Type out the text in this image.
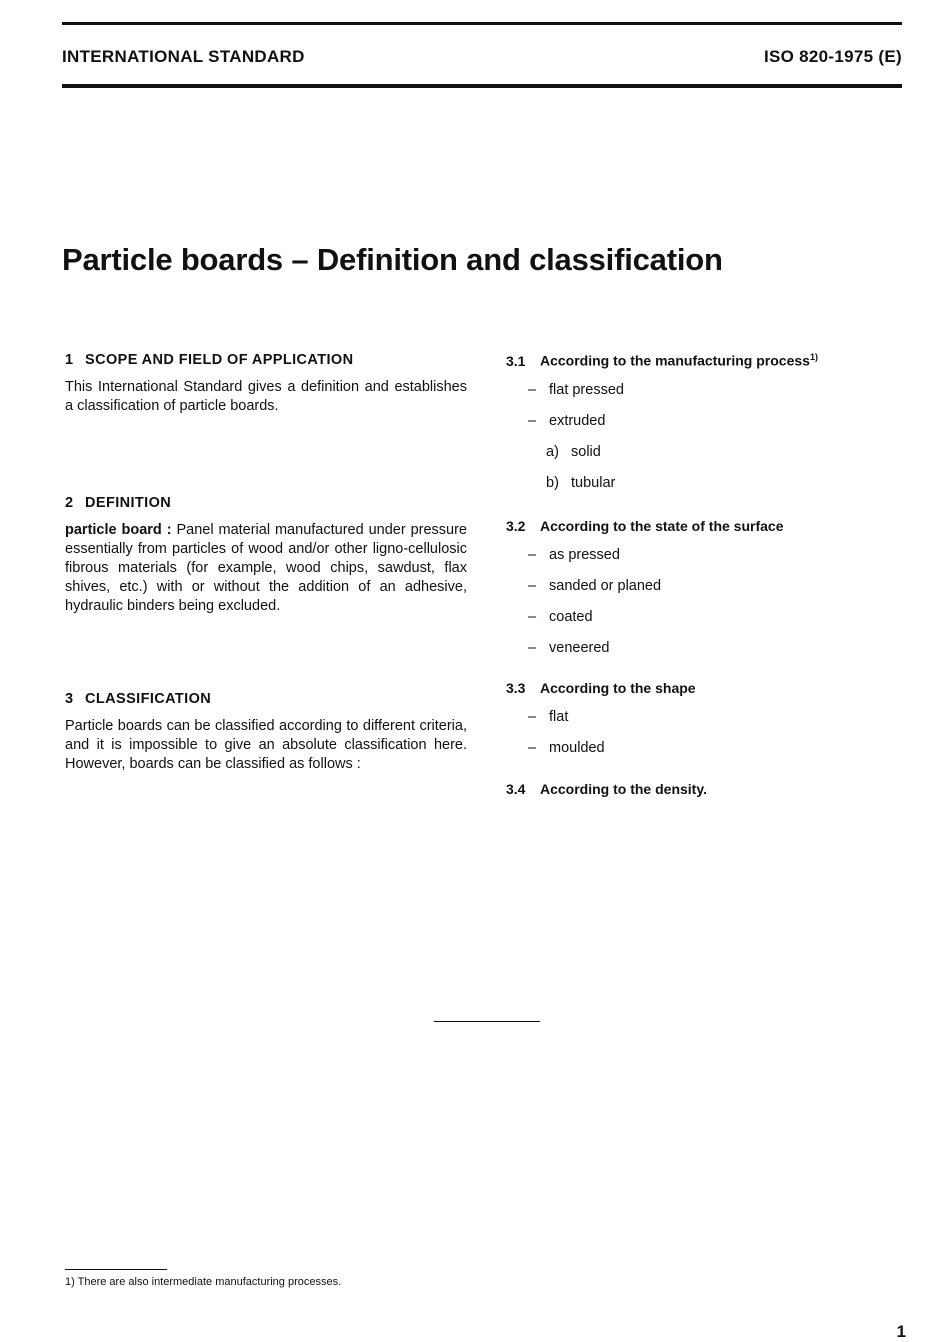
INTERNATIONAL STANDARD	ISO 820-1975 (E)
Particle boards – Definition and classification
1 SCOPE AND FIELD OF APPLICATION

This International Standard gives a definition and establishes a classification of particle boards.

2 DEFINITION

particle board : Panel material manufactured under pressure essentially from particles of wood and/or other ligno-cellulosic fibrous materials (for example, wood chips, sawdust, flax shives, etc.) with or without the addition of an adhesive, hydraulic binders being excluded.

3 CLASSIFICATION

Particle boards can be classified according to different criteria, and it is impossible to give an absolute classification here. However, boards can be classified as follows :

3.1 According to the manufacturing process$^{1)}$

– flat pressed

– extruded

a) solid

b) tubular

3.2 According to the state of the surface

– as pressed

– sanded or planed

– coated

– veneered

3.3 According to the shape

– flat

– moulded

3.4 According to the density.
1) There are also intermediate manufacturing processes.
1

★ ★ ★

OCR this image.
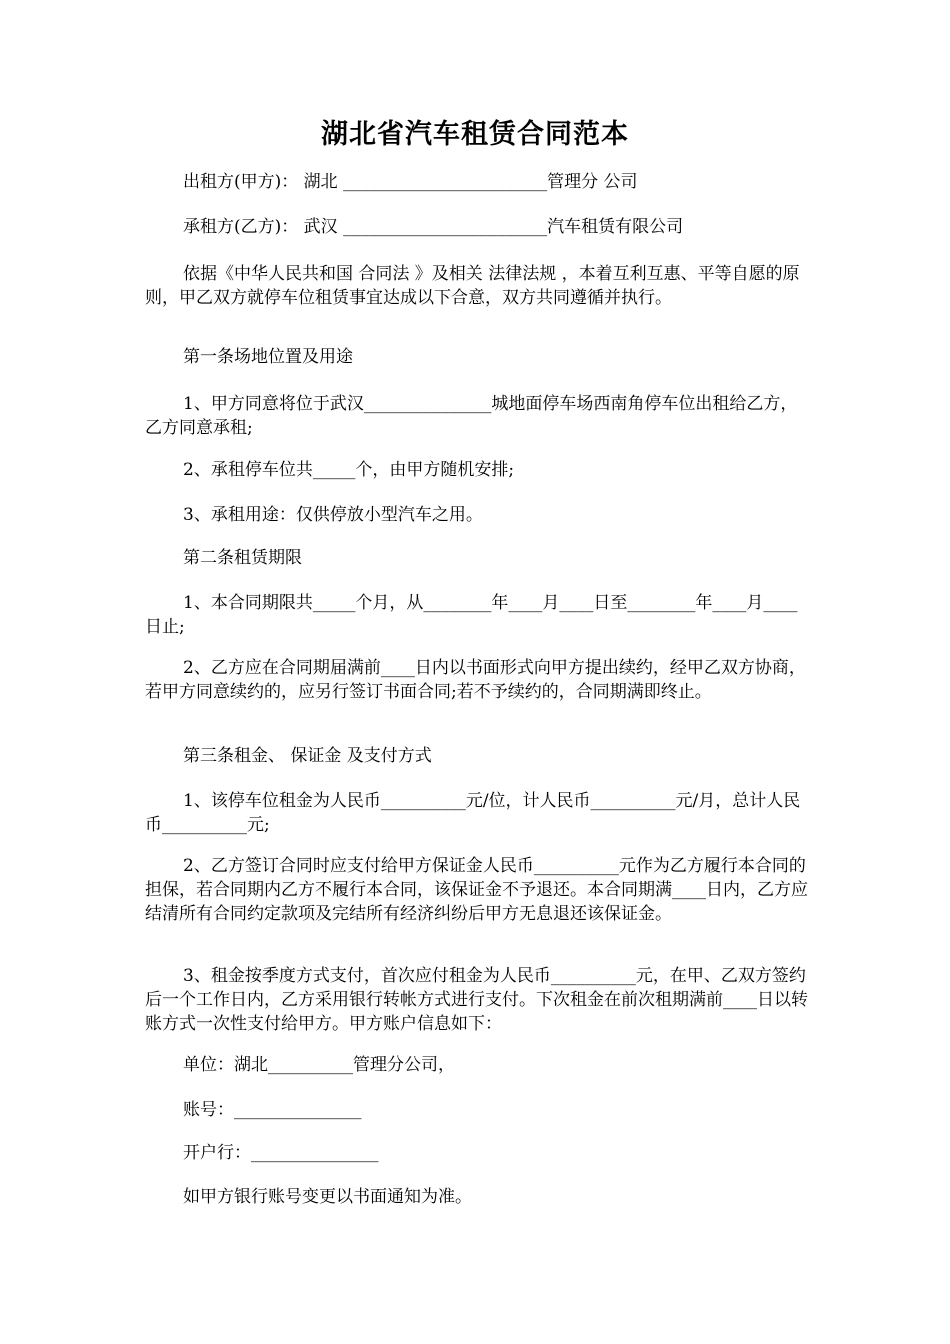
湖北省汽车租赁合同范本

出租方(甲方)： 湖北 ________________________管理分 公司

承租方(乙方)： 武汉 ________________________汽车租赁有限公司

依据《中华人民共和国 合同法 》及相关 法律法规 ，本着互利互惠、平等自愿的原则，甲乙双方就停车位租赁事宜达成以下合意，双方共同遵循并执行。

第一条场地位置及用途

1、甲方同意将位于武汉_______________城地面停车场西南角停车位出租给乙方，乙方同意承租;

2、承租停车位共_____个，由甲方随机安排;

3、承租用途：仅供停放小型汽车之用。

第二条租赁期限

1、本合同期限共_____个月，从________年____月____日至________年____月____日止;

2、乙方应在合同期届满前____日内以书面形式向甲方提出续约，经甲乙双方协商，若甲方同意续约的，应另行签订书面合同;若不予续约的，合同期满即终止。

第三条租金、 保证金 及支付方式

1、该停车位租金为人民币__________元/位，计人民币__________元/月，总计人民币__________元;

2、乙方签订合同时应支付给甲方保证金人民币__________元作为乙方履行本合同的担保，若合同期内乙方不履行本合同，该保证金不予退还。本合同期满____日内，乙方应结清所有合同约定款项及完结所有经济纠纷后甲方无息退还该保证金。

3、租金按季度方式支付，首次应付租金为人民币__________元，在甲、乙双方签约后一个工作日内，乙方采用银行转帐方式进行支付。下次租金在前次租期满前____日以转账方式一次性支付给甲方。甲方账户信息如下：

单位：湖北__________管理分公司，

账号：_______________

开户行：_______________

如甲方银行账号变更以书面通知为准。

★ ★ ★

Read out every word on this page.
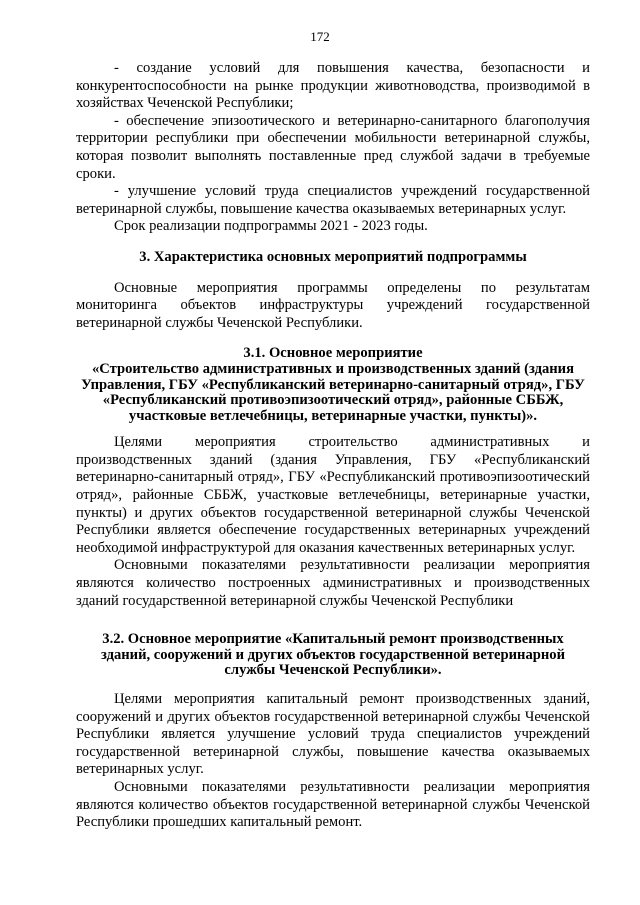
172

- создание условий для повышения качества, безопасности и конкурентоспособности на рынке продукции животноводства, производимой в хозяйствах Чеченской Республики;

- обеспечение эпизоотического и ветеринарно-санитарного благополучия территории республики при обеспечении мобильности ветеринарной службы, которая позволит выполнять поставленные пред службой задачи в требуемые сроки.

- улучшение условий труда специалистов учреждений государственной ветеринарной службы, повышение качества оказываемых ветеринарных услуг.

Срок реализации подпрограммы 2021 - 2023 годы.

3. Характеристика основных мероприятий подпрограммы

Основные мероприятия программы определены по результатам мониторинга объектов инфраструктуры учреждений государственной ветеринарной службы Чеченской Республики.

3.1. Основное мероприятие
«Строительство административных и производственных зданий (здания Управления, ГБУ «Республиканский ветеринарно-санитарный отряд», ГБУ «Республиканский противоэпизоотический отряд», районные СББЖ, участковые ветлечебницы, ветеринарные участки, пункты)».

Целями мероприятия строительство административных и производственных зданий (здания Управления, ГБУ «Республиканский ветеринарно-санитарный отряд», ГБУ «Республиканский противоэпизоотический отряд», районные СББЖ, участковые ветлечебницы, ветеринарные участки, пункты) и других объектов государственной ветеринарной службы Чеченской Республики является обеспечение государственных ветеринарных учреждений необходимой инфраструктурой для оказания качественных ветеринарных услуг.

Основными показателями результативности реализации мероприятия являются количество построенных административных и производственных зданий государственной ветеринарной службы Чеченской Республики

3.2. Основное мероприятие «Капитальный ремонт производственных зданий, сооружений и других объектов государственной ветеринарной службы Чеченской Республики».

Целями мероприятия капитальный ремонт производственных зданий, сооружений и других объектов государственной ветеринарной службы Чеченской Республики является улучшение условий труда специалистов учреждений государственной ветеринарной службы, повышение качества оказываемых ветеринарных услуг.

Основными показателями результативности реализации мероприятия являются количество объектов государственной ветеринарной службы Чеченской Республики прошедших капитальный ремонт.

★ ★ ★

- SET EXERCISE -
Copy out all lines where the word "труда" appears.

- EXPECTED ANSWER -
- улучшение условий труда специалистов учреждений государственной ветеринарной службы, повышение качества оказываемых ветеринарных услуг.
Целями мероприятия капитальный ремонт производственных зданий, сооружений и других объектов государственной ветеринарной службы Чеченской Республики является улучшение условий труда специалистов учреждений государственной ветеринарной службы, повышение качества оказываемых ветеринарных услуг.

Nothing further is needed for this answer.